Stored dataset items

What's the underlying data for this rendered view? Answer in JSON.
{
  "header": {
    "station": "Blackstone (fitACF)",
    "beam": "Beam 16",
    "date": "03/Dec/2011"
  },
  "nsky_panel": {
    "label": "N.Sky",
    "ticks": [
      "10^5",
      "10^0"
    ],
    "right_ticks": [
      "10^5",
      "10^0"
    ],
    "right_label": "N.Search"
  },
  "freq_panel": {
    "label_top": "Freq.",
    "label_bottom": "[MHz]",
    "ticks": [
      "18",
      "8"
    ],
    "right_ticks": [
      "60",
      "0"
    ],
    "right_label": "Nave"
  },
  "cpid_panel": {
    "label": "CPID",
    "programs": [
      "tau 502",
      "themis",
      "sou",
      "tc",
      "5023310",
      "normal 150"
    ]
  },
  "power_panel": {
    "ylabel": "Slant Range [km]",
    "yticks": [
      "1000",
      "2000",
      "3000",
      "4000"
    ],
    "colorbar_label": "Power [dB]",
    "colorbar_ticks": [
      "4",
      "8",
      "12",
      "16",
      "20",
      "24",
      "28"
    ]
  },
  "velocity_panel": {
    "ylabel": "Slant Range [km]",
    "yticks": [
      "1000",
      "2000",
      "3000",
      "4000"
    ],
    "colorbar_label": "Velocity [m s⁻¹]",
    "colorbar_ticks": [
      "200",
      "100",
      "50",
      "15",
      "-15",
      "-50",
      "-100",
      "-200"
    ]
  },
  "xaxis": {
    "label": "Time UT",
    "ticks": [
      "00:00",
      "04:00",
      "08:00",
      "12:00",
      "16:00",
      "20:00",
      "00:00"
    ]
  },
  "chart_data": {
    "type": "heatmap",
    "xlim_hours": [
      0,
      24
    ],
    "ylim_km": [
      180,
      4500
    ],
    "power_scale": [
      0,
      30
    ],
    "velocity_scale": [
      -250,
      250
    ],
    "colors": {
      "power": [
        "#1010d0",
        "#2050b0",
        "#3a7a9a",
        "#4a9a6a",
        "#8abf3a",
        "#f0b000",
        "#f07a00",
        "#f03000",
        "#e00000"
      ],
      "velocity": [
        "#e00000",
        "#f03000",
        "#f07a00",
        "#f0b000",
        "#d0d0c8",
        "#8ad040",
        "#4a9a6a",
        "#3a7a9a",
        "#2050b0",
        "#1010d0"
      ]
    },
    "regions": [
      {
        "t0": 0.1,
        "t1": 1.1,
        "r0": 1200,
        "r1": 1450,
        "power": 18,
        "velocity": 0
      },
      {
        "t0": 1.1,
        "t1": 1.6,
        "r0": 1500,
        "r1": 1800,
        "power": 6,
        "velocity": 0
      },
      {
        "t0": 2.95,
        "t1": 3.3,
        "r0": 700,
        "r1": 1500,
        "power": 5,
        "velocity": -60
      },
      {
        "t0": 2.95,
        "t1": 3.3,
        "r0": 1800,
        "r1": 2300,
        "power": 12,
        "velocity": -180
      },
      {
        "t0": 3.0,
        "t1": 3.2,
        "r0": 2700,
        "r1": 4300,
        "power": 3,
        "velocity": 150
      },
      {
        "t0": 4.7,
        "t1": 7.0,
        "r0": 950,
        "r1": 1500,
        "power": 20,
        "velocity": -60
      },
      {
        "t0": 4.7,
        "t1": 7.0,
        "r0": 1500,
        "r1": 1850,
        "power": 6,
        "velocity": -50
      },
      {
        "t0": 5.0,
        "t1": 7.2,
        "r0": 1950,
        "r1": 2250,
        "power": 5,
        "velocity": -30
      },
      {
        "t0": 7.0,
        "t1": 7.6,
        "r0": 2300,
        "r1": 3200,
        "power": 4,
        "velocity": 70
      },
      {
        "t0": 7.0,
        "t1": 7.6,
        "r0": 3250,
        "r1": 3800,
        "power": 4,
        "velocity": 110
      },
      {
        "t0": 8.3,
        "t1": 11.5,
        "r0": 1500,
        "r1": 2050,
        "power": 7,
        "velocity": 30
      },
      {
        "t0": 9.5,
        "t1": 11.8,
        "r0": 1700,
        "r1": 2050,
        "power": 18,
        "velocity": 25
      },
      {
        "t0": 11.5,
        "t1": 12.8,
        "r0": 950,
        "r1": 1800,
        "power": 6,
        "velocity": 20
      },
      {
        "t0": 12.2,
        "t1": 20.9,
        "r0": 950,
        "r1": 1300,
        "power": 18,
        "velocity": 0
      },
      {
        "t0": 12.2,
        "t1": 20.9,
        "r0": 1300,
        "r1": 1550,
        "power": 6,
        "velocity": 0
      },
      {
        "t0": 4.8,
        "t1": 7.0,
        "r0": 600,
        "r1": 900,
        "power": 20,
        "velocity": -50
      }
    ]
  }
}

* Stated task: Your task is to quote all of the data word for word.

* Problem solution:
What's the underlying data for this rendered view? Answer in JSON.
{
  "header": {
    "station": "Blackstone (fitACF)",
    "beam": "Beam 16",
    "date": "03/Dec/2011"
  },
  "nsky_panel": {
    "label": "N.Sky",
    "ticks": [
      "10^5",
      "10^0"
    ],
    "right_ticks": [
      "10^5",
      "10^0"
    ],
    "right_label": "N.Search"
  },
  "freq_panel": {
    "label_top": "Freq.",
    "label_bottom": "[MHz]",
    "ticks": [
      "18",
      "8"
    ],
    "right_ticks": [
      "60",
      "0"
    ],
    "right_label": "Nave"
  },
  "cpid_panel": {
    "label": "CPID",
    "programs": [
      "tau 502",
      "themis",
      "sou",
      "tc",
      "5023310",
      "normal 150"
    ]
  },
  "power_panel": {
    "ylabel": "Slant Range [km]",
    "yticks": [
      "1000",
      "2000",
      "3000",
      "4000"
    ],
    "colorbar_label": "Power [dB]",
    "colorbar_ticks": [
      "4",
      "8",
      "12",
      "16",
      "20",
      "24",
      "28"
    ]
  },
  "velocity_panel": {
    "ylabel": "Slant Range [km]",
    "yticks": [
      "1000",
      "2000",
      "3000",
      "4000"
    ],
    "colorbar_label": "Velocity [m s⁻¹]",
    "colorbar_ticks": [
      "200",
      "100",
      "50",
      "15",
      "-15",
      "-50",
      "-100",
      "-200"
    ]
  },
  "xaxis": {
    "label": "Time UT",
    "ticks": [
      "00:00",
      "04:00",
      "08:00",
      "12:00",
      "16:00",
      "20:00",
      "00:00"
    ]
  },
  "chart_data": {
    "type": "heatmap",
    "xlim_hours": [
      0,
      24
    ],
    "ylim_km": [
      180,
      4500
    ],
    "power_scale": [
      0,
      30
    ],
    "velocity_scale": [
      -250,
      250
    ],
    "colors": {
      "power": [
        "#1010d0",
        "#2050b0",
        "#3a7a9a",
        "#4a9a6a",
        "#8abf3a",
        "#f0b000",
        "#f07a00",
        "#f03000",
        "#e00000"
      ],
      "velocity": [
        "#e00000",
        "#f03000",
        "#f07a00",
        "#f0b000",
        "#d0d0c8",
        "#8ad040",
        "#4a9a6a",
        "#3a7a9a",
        "#2050b0",
        "#1010d0"
      ]
    },
    "regions": [
      {
        "t0": 0.1,
        "t1": 1.1,
        "r0": 1200,
        "r1": 1450,
        "power": 18,
        "velocity": 0
      },
      {
        "t0": 1.1,
        "t1": 1.6,
        "r0": 1500,
        "r1": 1800,
        "power": 6,
        "velocity": 0
      },
      {
        "t0": 2.95,
        "t1": 3.3,
        "r0": 700,
        "r1": 1500,
        "power": 5,
        "velocity": -60
      },
      {
        "t0": 2.95,
        "t1": 3.3,
        "r0": 1800,
        "r1": 2300,
        "power": 12,
        "velocity": -180
      },
      {
        "t0": 3.0,
        "t1": 3.2,
        "r0": 2700,
        "r1": 4300,
        "power": 3,
        "velocity": 150
      },
      {
        "t0": 4.7,
        "t1": 7.0,
        "r0": 950,
        "r1": 1500,
        "power": 20,
        "velocity": -60
      },
      {
        "t0": 4.7,
        "t1": 7.0,
        "r0": 1500,
        "r1": 1850,
        "power": 6,
        "velocity": -50
      },
      {
        "t0": 5.0,
        "t1": 7.2,
        "r0": 1950,
        "r1": 2250,
        "power": 5,
        "velocity": -30
      },
      {
        "t0": 7.0,
        "t1": 7.6,
        "r0": 2300,
        "r1": 3200,
        "power": 4,
        "velocity": 70
      },
      {
        "t0": 7.0,
        "t1": 7.6,
        "r0": 3250,
        "r1": 3800,
        "power": 4,
        "velocity": 110
      },
      {
        "t0": 8.3,
        "t1": 11.5,
        "r0": 1500,
        "r1": 2050,
        "power": 7,
        "velocity": 30
      },
      {
        "t0": 9.5,
        "t1": 11.8,
        "r0": 1700,
        "r1": 2050,
        "power": 18,
        "velocity": 25
      },
      {
        "t0": 11.5,
        "t1": 12.8,
        "r0": 950,
        "r1": 1800,
        "power": 6,
        "velocity": 20
      },
      {
        "t0": 12.2,
        "t1": 20.9,
        "r0": 950,
        "r1": 1300,
        "power": 18,
        "velocity": 0
      },
      {
        "t0": 12.2,
        "t1": 20.9,
        "r0": 1300,
        "r1": 1550,
        "power": 6,
        "velocity": 0
      },
      {
        "t0": 4.8,
        "t1": 7.0,
        "r0": 600,
        "r1": 900,
        "power": 20,
        "velocity": -50
      }
    ]
  }
}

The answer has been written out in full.